Saved entries
= = =

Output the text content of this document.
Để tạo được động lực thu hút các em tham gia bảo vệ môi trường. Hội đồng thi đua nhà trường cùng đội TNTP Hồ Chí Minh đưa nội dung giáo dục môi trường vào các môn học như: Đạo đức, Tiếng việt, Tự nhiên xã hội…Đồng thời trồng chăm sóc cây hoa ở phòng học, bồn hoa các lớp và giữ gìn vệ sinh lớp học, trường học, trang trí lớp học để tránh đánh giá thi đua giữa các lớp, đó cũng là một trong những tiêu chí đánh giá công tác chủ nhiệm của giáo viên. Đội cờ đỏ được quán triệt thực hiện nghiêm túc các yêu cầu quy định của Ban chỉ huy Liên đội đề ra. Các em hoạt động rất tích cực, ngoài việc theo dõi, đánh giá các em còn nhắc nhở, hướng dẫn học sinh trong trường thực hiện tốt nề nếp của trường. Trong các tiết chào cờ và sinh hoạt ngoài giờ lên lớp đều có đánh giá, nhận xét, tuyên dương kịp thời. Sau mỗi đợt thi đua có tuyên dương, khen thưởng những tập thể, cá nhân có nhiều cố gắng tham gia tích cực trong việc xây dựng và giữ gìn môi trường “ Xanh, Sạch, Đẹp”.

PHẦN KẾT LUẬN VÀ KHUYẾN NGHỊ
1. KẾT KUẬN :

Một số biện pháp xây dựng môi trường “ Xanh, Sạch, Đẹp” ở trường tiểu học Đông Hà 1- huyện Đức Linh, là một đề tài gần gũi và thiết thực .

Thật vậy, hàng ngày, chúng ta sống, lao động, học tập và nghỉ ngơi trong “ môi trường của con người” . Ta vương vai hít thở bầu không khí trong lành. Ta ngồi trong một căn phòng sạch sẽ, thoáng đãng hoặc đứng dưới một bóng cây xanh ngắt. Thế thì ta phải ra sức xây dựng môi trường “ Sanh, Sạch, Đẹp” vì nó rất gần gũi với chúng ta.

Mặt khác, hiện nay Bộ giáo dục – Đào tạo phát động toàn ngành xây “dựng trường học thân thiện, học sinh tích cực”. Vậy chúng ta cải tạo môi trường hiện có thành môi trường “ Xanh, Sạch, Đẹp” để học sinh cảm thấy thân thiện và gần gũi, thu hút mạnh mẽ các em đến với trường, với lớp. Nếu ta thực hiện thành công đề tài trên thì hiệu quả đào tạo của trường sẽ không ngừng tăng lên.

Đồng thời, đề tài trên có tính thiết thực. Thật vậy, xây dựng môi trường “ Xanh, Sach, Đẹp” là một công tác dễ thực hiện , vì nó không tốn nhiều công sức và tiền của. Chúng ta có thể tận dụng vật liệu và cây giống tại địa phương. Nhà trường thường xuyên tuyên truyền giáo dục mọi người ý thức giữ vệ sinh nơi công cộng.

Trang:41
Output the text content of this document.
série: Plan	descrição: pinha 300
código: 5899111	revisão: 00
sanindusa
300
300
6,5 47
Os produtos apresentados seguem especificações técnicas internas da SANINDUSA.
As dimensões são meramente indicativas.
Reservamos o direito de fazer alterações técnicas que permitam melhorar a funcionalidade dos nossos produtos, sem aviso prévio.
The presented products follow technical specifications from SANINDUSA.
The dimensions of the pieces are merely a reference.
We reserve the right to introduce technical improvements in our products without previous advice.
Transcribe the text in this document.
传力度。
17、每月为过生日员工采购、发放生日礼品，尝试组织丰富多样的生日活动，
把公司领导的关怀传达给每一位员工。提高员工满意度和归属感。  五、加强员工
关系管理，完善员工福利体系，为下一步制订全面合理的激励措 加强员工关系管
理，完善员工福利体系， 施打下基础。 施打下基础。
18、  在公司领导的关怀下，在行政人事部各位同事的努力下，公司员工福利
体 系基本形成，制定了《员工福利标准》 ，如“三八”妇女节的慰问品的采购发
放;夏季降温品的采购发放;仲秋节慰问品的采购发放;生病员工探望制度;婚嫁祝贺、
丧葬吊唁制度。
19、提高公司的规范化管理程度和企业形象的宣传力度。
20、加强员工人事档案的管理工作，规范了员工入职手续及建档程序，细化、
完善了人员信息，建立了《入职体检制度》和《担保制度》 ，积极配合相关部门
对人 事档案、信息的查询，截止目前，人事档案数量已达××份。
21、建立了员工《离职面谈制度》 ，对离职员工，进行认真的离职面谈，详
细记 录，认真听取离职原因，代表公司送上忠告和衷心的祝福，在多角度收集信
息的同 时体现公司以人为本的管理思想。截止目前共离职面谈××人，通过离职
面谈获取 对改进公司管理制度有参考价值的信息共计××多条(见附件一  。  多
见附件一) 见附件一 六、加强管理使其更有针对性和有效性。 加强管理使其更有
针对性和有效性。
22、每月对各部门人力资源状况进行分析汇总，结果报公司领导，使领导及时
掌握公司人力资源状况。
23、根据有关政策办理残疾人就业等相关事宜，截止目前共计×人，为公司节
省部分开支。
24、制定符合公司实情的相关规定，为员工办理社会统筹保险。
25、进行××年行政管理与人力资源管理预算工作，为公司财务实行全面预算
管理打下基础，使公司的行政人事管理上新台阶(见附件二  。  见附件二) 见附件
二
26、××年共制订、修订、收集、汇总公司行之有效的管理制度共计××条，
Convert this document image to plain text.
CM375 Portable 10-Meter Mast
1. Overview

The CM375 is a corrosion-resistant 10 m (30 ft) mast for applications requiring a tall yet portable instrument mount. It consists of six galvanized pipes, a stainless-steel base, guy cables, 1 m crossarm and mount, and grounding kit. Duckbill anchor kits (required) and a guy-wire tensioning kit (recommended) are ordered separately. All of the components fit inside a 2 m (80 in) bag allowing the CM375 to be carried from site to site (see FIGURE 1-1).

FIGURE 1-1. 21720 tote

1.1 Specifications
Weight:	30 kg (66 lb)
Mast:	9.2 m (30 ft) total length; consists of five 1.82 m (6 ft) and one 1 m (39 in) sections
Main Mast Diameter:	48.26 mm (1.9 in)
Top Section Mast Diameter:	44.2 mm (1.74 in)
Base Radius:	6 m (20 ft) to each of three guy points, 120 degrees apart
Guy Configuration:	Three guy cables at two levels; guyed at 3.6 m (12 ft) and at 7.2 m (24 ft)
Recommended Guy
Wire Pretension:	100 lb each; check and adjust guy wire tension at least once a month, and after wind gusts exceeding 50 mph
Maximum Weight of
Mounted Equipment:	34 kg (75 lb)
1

= = =

GOAL → Locate the lines above that hold the word "each". Show every one of them.

WRITTEN RESPONSE →
Base Radius:	6 m (20 ft) to each of three guy points, 120 degrees apart
Wire Pretension:	100 lb each; check and adjust guy wire tension at least once a month, and after wind gusts exceeding 50 mph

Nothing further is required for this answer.